**Provided information**.
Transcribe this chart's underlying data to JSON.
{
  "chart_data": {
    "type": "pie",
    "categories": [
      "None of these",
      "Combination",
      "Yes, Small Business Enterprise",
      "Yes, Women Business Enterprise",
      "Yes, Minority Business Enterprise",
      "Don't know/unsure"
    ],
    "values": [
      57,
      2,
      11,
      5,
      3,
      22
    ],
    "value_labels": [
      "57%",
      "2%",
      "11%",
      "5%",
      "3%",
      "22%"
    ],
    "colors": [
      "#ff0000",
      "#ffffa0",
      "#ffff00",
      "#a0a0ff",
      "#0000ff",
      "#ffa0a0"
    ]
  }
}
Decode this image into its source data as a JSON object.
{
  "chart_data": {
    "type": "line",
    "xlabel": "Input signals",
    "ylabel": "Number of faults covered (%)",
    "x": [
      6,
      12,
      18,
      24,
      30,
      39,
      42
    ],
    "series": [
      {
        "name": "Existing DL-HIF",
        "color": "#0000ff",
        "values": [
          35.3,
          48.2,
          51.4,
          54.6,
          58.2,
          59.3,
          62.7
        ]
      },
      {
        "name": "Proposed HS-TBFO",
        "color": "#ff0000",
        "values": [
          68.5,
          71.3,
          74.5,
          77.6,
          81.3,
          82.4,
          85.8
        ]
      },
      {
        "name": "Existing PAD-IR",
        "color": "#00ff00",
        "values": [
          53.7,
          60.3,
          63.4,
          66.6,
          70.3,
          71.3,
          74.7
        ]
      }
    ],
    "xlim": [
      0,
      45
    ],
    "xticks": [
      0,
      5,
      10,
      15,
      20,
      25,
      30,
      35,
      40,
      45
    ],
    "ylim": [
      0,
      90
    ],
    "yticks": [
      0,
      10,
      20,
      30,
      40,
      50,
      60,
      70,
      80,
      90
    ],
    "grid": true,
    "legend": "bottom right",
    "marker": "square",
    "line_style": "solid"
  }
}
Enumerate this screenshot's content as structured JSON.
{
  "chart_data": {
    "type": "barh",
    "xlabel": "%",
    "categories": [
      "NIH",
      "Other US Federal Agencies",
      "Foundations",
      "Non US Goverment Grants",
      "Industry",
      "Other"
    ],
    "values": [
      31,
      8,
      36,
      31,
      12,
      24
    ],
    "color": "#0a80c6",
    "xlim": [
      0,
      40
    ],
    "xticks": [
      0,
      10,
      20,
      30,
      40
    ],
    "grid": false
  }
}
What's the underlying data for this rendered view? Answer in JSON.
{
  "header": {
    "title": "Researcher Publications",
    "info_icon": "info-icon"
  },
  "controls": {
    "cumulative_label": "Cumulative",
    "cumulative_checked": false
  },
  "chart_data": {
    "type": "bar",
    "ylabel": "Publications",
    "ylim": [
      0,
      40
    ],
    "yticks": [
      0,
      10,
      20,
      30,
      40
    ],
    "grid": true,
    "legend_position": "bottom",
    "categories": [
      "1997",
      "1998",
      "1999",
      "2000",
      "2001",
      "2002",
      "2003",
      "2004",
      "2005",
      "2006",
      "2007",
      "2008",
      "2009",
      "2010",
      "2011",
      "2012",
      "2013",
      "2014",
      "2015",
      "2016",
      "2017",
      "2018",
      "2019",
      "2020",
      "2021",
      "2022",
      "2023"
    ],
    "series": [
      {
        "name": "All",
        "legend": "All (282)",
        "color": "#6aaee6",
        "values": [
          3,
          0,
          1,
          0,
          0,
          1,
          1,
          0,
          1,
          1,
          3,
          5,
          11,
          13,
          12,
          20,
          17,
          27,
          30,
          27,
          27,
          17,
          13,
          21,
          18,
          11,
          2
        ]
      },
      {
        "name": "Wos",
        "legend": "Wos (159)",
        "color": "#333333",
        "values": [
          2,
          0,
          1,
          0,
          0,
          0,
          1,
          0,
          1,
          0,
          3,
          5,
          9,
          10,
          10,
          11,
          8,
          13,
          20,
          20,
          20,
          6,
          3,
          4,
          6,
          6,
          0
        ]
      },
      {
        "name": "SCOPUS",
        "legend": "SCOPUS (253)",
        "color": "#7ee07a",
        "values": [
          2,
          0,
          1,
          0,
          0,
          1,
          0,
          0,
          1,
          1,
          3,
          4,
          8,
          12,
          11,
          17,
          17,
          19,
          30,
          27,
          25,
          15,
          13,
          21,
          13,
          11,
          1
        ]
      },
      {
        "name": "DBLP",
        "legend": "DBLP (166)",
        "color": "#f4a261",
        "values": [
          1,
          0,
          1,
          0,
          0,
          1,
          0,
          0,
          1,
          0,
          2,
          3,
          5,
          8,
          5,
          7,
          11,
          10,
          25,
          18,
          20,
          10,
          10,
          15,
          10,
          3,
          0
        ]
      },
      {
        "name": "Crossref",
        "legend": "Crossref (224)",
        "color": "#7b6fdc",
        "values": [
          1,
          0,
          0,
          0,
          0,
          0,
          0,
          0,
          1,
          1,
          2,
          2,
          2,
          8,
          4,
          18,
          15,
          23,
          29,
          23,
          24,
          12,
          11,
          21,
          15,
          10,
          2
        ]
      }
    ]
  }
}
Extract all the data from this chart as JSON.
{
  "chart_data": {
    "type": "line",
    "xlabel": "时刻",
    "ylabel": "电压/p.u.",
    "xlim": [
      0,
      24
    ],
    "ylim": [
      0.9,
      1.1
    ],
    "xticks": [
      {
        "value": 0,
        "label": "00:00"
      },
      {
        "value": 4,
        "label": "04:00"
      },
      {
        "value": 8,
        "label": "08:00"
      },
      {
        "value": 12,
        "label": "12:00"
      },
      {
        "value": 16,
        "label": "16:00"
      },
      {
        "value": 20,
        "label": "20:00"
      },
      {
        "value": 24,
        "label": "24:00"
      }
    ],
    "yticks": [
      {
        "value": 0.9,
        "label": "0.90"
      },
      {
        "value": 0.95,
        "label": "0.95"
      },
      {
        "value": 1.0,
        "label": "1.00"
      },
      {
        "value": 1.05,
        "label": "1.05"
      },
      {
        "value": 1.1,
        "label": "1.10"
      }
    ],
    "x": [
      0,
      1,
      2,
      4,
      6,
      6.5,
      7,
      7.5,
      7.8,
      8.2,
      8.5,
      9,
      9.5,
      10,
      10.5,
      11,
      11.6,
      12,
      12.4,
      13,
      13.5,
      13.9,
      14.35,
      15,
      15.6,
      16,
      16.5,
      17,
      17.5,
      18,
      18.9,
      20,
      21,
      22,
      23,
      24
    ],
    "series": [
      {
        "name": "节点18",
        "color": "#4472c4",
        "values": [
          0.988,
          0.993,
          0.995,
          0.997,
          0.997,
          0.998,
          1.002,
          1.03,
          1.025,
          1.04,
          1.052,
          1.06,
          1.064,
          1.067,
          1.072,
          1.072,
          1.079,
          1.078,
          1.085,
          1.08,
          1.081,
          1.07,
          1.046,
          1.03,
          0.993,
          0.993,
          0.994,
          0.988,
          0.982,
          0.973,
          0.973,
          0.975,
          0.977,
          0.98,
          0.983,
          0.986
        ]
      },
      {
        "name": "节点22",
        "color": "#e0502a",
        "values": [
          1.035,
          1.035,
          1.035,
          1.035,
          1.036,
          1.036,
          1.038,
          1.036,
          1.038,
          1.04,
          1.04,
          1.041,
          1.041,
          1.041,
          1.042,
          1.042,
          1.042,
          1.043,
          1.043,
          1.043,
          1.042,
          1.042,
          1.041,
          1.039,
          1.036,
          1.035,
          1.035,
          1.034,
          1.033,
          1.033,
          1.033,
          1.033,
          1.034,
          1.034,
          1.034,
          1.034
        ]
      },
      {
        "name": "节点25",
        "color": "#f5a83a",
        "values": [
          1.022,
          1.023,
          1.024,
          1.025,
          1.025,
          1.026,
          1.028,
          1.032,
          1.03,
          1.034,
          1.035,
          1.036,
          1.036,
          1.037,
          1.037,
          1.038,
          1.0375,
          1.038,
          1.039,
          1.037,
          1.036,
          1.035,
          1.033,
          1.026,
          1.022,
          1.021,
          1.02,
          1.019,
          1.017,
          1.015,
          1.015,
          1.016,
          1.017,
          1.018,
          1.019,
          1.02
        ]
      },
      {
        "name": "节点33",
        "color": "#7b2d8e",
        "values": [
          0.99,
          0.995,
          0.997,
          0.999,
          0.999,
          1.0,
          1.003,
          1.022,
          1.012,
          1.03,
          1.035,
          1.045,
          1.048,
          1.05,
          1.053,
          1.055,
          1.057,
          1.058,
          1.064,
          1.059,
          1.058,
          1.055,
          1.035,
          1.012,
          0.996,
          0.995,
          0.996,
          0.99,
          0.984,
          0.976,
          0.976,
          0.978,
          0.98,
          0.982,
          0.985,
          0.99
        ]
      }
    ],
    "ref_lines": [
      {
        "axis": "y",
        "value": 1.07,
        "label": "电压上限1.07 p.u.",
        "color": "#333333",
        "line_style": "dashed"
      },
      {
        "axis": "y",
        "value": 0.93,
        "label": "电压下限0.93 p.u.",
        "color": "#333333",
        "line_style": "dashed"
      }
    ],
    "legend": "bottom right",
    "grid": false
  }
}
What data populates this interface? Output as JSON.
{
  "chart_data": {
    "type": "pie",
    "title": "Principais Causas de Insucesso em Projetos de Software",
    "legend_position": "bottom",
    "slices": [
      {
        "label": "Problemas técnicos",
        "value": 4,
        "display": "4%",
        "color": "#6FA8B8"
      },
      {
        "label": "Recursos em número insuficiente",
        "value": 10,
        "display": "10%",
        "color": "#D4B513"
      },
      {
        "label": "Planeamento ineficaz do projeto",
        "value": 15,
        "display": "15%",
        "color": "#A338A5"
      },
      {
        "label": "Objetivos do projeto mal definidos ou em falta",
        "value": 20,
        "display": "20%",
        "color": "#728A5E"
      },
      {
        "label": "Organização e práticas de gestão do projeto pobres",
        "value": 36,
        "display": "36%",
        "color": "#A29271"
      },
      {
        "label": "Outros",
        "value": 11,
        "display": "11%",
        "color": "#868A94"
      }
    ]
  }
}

**Set task**.
Find the line that contains "What data populates". Repeat it and every line after it, exactly as written, up to and including the last line of the records above.

**The solution**.
What data populates this interface? Output as JSON.
{
  "chart_data": {
    "type": "pie",
    "title": "Principais Causas de Insucesso em Projetos de Software",
    "legend_position": "bottom",
    "slices": [
      {
        "label": "Problemas técnicos",
        "value": 4,
        "display": "4%",
        "color": "#6FA8B8"
      },
      {
        "label": "Recursos em número insuficiente",
        "value": 10,
        "display": "10%",
        "color": "#D4B513"
      },
      {
        "label": "Planeamento ineficaz do projeto",
        "value": 15,
        "display": "15%",
        "color": "#A338A5"
      },
      {
        "label": "Objetivos do projeto mal definidos ou em falta",
        "value": 20,
        "display": "20%",
        "color": "#728A5E"
      },
      {
        "label": "Organização e práticas de gestão do projeto pobres",
        "value": 36,
        "display": "36%",
        "color": "#A29271"
      },
      {
        "label": "Outros",
        "value": 11,
        "display": "11%",
        "color": "#868A94"
      }
    ]
  }
}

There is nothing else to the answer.